*Source*:
2.28 - La "Mémée" Déronzier résistante et déportée

Pour beaucoup c'était la Mémée Déronzier, pour nous tout simplement notre tante Elise.

Maria Elise Vasetto l'aînée est la seule qui porte un prénom à consonance italienne, petit rappel des origines piémontaises de son père Jean Baptiste. Née en 1886 à Eloise elle passe sa jeunesse au Bois d'Arlod et doit donner un coup de main à ses parents au café du Dragon. Peut être va-t-elle chercher du travail dans la grande ville à Lyon ? Est ce là qu'elle rencontre Jean ? Ils habitent ensemble et à 21 ans elle se marie à Lyon à la Mairie du 6ème. Jean Marius Deronzier né en 1887 à Annecy, ébéniste, est issu d'une lignée savoyarde, son père est tailleur de pierres, sa mère blanchisseuse et ils habitent au 7 Côte Perrière à Annecy cette maison où j'aimais tant aller pour voir la tante Elise. Jean et Maria auront 2 enfants Auguste né en 1908 et Jeanne en 1912.

*Consigne*: Recopiez intégralement le texte sur la Mémée Déronzier, sans aucune modification. Le matériel ci-après provient d'une source distincte du texte sur la Mémée Déronzier.

*Matériel répertorié*:
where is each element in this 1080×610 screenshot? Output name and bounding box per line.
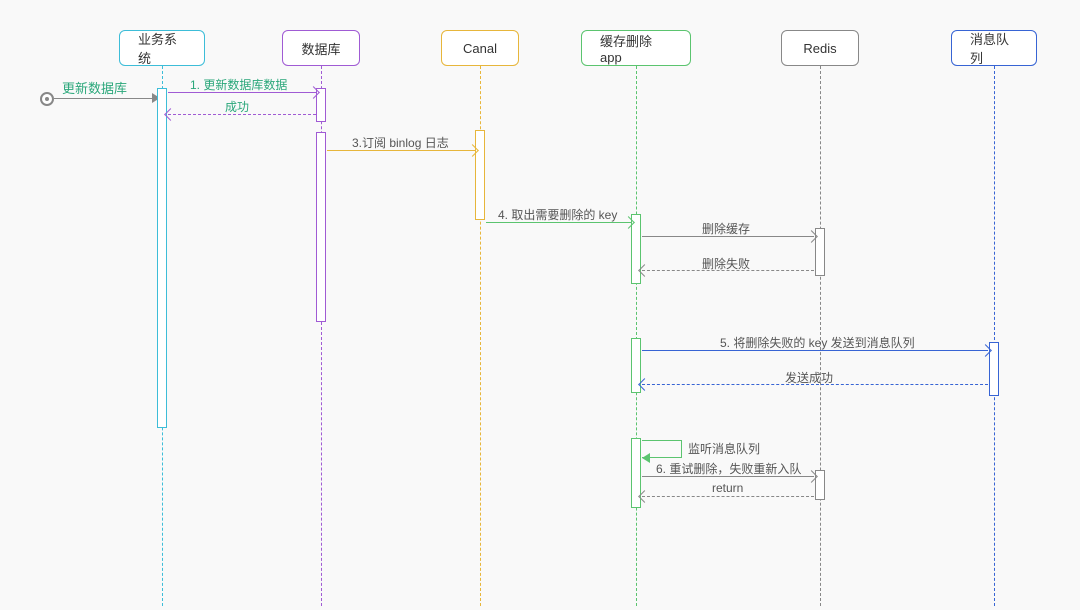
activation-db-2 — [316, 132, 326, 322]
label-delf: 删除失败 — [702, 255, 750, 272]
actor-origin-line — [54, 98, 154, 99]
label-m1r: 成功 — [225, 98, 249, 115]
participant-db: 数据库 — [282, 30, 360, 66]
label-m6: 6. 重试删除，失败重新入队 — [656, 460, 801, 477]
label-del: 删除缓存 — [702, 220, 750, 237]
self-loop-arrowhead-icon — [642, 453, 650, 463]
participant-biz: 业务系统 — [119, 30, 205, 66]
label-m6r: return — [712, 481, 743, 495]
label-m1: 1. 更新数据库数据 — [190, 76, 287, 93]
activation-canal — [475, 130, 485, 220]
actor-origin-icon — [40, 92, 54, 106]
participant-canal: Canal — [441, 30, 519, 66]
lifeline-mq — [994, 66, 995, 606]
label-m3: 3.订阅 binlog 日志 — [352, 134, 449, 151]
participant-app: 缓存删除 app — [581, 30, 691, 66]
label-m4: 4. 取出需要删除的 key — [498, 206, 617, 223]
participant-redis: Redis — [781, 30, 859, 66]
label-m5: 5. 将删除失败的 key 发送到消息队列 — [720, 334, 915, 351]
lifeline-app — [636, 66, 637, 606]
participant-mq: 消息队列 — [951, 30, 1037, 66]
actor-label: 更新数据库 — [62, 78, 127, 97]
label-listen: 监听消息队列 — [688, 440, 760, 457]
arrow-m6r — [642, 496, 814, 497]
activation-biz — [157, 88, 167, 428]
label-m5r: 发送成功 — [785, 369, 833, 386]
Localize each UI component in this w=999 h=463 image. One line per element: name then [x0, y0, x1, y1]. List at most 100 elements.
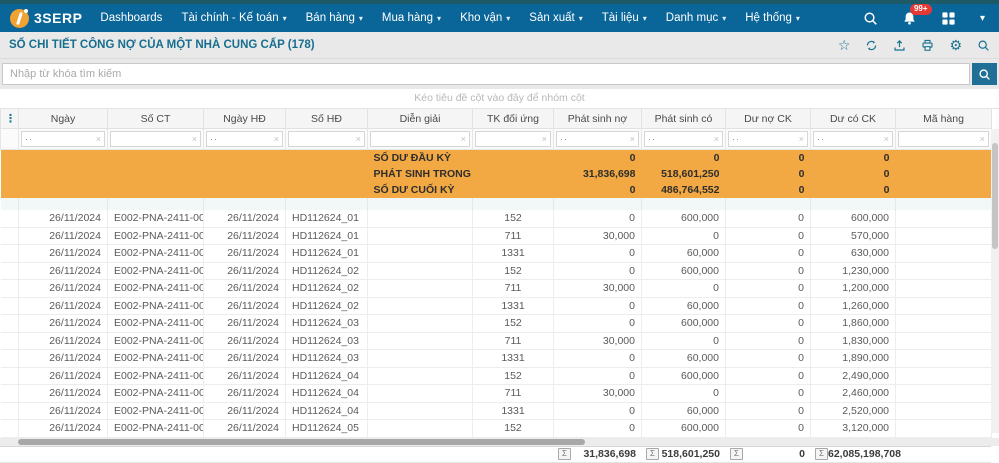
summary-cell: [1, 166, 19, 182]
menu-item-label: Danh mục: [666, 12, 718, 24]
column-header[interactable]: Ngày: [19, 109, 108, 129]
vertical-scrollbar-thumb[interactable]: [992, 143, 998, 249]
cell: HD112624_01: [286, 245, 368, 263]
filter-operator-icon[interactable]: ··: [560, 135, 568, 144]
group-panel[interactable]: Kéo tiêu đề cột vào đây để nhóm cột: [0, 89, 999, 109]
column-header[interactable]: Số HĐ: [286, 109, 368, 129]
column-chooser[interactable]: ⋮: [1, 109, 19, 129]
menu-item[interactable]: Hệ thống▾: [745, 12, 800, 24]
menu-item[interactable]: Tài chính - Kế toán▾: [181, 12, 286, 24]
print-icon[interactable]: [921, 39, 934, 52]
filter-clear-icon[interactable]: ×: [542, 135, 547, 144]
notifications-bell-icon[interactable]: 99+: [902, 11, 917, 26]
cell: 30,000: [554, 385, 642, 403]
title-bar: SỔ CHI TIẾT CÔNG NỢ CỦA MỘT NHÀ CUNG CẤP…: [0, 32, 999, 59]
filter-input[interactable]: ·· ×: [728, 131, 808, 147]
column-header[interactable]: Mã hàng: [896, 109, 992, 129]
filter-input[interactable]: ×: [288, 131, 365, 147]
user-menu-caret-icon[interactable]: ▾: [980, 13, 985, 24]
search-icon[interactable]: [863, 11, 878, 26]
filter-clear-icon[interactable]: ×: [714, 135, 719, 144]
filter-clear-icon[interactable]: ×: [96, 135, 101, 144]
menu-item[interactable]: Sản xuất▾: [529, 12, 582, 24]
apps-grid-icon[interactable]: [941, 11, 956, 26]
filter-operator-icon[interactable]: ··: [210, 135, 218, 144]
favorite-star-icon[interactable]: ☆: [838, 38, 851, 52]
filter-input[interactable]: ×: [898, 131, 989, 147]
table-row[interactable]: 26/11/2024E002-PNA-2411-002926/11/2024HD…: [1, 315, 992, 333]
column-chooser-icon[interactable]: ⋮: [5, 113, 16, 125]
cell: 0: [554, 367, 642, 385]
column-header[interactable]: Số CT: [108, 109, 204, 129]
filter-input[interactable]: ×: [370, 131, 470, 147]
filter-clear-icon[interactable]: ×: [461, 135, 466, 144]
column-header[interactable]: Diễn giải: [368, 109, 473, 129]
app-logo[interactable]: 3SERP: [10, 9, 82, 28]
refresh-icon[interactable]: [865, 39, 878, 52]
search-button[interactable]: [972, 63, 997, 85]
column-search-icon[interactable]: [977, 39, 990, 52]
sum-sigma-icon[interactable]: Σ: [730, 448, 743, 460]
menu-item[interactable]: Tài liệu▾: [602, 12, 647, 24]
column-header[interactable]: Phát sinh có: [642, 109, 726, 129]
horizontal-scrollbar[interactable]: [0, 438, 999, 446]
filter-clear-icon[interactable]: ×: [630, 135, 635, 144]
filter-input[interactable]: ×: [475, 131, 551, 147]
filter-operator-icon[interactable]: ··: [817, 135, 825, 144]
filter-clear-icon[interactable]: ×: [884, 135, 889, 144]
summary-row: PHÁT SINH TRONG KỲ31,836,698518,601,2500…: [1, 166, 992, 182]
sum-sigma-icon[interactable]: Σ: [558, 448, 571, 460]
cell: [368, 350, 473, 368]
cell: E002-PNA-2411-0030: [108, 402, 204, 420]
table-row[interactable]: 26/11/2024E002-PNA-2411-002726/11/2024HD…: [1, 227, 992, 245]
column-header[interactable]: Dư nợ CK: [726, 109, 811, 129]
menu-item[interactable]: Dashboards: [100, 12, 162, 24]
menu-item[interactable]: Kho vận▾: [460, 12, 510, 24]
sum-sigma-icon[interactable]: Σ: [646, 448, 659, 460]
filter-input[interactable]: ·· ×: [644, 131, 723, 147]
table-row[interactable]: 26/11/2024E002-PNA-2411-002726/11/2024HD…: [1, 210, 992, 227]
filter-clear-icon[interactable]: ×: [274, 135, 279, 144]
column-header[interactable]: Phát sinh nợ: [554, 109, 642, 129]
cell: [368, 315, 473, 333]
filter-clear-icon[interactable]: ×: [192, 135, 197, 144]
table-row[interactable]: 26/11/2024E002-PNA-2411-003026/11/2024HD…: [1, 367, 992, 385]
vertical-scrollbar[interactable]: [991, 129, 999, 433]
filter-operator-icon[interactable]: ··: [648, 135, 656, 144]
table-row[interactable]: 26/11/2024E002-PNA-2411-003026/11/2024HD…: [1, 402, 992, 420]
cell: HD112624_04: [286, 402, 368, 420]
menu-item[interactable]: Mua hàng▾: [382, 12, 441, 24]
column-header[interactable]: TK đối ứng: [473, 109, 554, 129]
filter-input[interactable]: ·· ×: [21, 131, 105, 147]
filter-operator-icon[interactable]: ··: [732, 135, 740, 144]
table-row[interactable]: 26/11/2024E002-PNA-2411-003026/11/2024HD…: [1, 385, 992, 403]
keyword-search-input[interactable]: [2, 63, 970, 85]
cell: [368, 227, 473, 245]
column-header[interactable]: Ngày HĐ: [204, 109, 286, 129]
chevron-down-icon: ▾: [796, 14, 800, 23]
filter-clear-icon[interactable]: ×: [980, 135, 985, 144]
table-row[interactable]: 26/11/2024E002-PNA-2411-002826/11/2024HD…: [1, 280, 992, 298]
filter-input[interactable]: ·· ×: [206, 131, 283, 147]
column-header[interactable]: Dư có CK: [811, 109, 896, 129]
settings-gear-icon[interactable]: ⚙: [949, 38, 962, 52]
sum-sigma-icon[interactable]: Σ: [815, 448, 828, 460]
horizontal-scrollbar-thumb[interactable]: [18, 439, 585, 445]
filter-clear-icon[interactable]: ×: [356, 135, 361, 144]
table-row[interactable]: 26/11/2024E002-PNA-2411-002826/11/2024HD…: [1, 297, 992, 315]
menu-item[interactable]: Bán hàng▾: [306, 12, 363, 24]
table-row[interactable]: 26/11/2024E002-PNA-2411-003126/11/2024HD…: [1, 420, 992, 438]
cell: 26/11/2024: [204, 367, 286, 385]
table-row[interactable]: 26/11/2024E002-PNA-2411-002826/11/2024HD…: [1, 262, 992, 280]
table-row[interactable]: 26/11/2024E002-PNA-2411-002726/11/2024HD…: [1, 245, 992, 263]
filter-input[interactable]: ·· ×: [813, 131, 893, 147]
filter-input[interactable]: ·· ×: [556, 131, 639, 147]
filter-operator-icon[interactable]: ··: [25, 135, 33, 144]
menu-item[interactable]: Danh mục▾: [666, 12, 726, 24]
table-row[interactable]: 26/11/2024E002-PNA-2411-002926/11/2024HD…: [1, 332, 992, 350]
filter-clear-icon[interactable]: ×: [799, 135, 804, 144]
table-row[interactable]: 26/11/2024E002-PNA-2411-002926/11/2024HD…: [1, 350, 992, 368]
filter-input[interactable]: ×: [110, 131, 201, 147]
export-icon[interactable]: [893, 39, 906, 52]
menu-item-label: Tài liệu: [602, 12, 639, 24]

==

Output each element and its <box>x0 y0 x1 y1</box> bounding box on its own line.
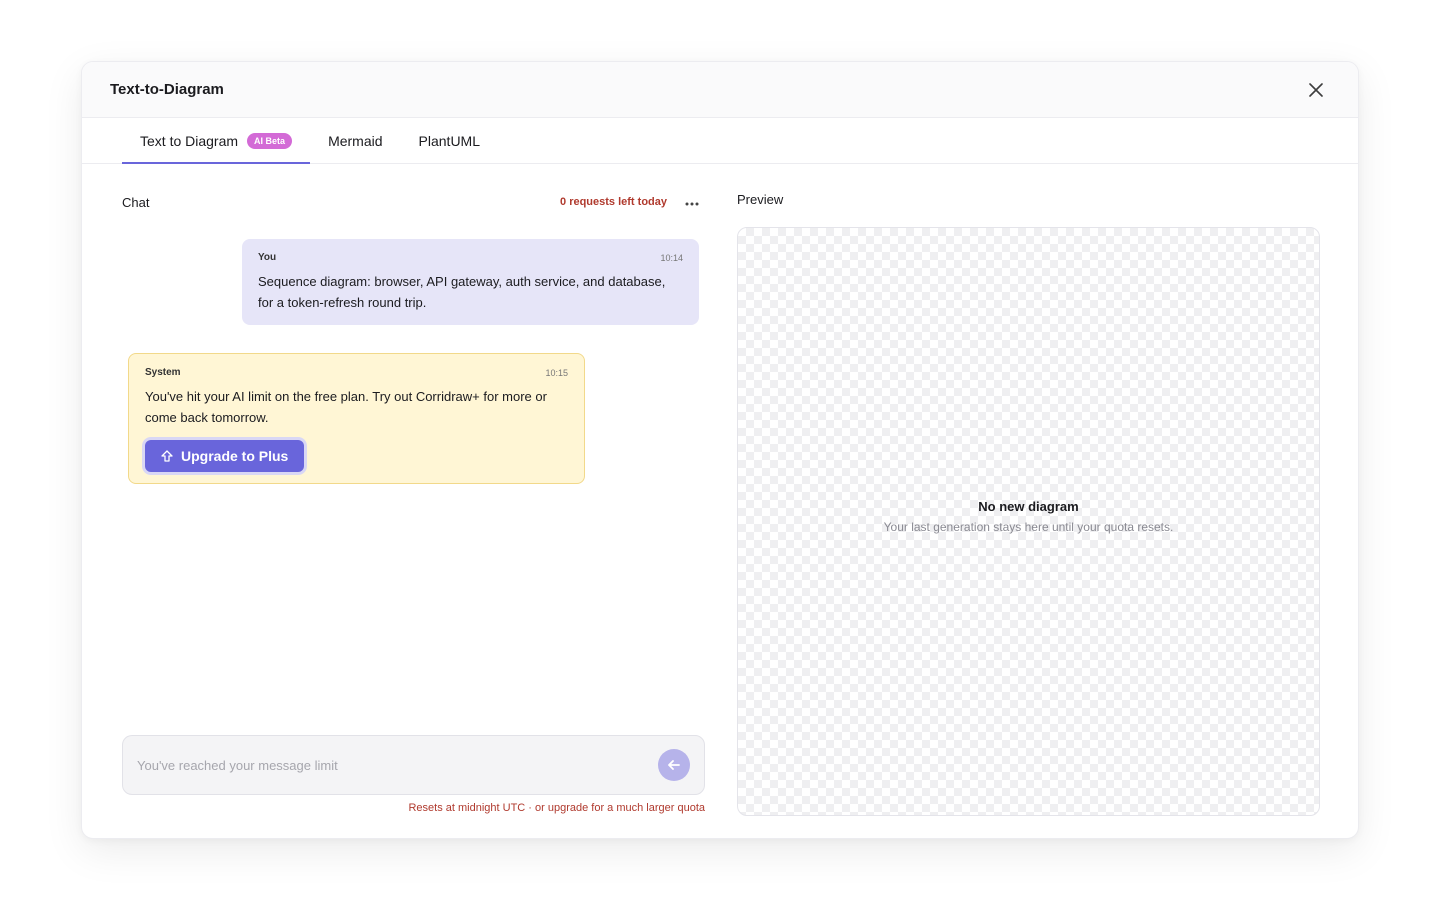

*Réponse*:
2.28 - La "Mémée" Déronzier résistante et déportée

Pour beaucoup c'était la Mémée Déronzier, pour nous tout simplement notre tante Elise.

Maria Elise Vasetto l'aînée est la seule qui porte un prénom à consonance italienne, petit rappel des origines piémontaises de son père Jean Baptiste. Née en 1886 à Eloise elle passe sa jeunesse au Bois d'Arlod et doit donner un coup de main à ses parents au café du Dragon. Peut être va-t-elle chercher du travail dans la grande ville à Lyon ? Est ce là qu'elle rencontre Jean ? Ils habitent ensemble et à 21 ans elle se marie à Lyon à la Mairie du 6ème. Jean Marius Deronzier né en 1887 à Annecy, ébéniste, est issu d'une lignée savoyarde, son père est tailleur de pierres, sa mère blanchisseuse et ils habitent au 7 Côte Perrière à Annecy cette maison où j'aimais tant aller pour voir la tante Elise. Jean et Maria auront 2 enfants Auguste né en 1908 et Jeanne en 1912.